> **CONSIGNES**
1: Extrayez du texte sur le projet Énergie-Est le passage qui commence par les mots « Vous connaissez sans » et s'achève sur « dans le temps. », à l'identique.
2: Relevez, dans le texte sur le projet Énergie-Est, tous les producteurs de pétrole que l'auteur oppose au Canada.

──────── TEXTE ÉTUDIÉ

Vous connaissez sans doute l’histoire. Le bal de fin d’année approche et un garçon doit trouver une fille pour l’accompagner. Il fait une première demande à celle dont il rêve depuis longtemps, mais elle retarde sa réponse sans lui dire « non », mais sans non plus lui permettre d’espérer. Il fait alors une seconde demande qui se termine comme la première. En désespoir de cause, il tente une troisième demande à une fille qu’il n’aurait certainement jamais invitée, si les choses s’étaient déroulées autrement. Mais il n’a pas le choix. Un troisième refus compromet sa présence au bal. Elle accepte. Elle n’attendait qu’une invitation. N’importe laquelle. Tous les deux savent très bien qu’ils iront au bal des losers. Mais ils iront au bal. Le projet Énergie-Est de TransCanada est pour le Québec une invitation au « bal des losers ». Pour le comprendre, remontons un peu dans le temps.
Contrairement à d’autres producteurs de pétrole comme les pays du golfe Persique, le Venezuela ou les pays de la mer du Nord, le pétrole canadien ne se trouve pas près de l’océan, mais au centre du continent. Cela n’était pas très grave tant que le pétrole traditionnel canadien se vendait à proximité. Mais après 2007 et la hausse du prix du pétrole, le pétrole issu des sables bitumineux devient rentable, pour peu que l’on puisse atteindre l’océan et l’exporter. Permettre à ce pétrole d’atteindre l’océan se résumait à inviter la plus belle fille au bal.
TransCanada est confiant. Avec le pipeline Keystone XL, il pourra relier les sables bitumineux avec les raffineries du golfe du Mexique. Il fait sa demande en 2008. Mais comme le pipeline doit traverser la frontière canado-américaine, il doit demander la permission au président américain. Ce dernier, préoccupé par les conséquences environnementales, n’a toujours pas répondu. On risque de rater le bal.

────────────────
──────── MATÉRIEL D'ÉTUDE

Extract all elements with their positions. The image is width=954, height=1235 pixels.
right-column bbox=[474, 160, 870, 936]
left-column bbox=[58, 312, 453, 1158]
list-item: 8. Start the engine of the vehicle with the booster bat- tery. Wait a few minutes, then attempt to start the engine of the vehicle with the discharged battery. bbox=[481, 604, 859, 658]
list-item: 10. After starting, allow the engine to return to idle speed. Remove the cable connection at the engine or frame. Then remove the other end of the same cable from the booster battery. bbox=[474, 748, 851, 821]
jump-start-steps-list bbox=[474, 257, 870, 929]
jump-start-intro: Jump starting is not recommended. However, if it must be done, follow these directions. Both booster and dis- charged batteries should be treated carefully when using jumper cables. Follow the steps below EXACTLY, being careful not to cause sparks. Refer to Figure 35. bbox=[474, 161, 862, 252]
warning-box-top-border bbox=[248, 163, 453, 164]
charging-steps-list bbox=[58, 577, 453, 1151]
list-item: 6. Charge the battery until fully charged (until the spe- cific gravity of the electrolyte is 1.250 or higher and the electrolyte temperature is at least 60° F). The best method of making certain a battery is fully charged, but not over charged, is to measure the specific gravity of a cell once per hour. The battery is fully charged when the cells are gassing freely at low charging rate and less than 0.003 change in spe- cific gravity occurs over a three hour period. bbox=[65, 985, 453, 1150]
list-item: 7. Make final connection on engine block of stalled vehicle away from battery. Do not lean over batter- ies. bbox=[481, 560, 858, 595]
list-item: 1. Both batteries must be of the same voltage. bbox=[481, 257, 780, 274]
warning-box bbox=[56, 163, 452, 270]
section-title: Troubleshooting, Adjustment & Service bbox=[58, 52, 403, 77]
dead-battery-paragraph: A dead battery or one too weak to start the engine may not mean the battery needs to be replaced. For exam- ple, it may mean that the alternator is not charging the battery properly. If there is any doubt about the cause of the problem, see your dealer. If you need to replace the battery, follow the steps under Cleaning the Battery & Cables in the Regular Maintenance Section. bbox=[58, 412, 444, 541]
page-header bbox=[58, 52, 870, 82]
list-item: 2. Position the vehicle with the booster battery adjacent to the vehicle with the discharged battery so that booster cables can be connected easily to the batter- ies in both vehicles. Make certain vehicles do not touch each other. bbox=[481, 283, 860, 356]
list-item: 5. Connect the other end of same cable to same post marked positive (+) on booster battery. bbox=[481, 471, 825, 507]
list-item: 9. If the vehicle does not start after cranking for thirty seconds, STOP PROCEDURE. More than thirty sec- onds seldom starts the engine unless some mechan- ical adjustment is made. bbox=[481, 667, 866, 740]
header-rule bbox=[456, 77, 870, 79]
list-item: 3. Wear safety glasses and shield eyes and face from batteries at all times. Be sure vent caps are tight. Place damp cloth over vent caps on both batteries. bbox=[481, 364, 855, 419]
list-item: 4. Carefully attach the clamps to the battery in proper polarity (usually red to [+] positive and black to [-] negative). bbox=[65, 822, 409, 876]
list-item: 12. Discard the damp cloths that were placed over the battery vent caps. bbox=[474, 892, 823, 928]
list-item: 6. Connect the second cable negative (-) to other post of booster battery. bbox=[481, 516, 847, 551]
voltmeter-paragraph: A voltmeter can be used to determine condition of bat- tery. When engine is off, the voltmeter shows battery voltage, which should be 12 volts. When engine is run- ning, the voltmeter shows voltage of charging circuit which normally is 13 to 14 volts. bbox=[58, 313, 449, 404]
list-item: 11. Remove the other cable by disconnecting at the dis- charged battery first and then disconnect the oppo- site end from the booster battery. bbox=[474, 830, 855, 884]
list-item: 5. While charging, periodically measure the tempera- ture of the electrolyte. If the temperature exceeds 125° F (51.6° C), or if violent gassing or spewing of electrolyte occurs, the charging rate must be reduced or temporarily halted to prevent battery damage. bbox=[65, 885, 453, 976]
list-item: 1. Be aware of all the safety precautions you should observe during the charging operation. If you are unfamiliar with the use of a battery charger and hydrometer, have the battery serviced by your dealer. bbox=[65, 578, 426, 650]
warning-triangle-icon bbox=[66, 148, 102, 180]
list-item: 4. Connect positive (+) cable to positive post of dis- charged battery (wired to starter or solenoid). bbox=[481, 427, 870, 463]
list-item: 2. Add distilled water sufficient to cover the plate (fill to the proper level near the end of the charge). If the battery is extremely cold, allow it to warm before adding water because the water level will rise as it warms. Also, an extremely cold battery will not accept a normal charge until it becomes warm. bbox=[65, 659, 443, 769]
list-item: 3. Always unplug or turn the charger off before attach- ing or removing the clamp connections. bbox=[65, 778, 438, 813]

────────────────

> **CORRIGÉ**
1:
Vous connaissez sans doute l’histoire. Le bal de fin d’année approche et un garçon doit trouver une fille pour l’accompagner. Il fait une première demande à celle dont il rêve depuis longtemps, mais elle retarde sa réponse sans lui dire « non », mais sans non plus lui permettre d’espérer. Il fait alors une seconde demande qui se termine comme la première. En désespoir de cause, il tente une troisième demande à une fille qu’il n’aurait certainement jamais invitée, si les choses s’étaient déroulées autrement. Mais il n’a pas le choix. Un troisième refus compromet sa présence au bal. Elle accepte. Elle n’attendait qu’une invitation. N’importe laquelle. Tous les deux savent très bien qu’ils iront au bal des losers. Mais ils iront au bal. Le projet Énergie-Est de TransCanada est pour le Québec une invitation au « bal des losers ». Pour le comprendre, remontons un peu dans le temps.

2: les pays du golfe Persique, le Venezuela, les pays de la mer du Nord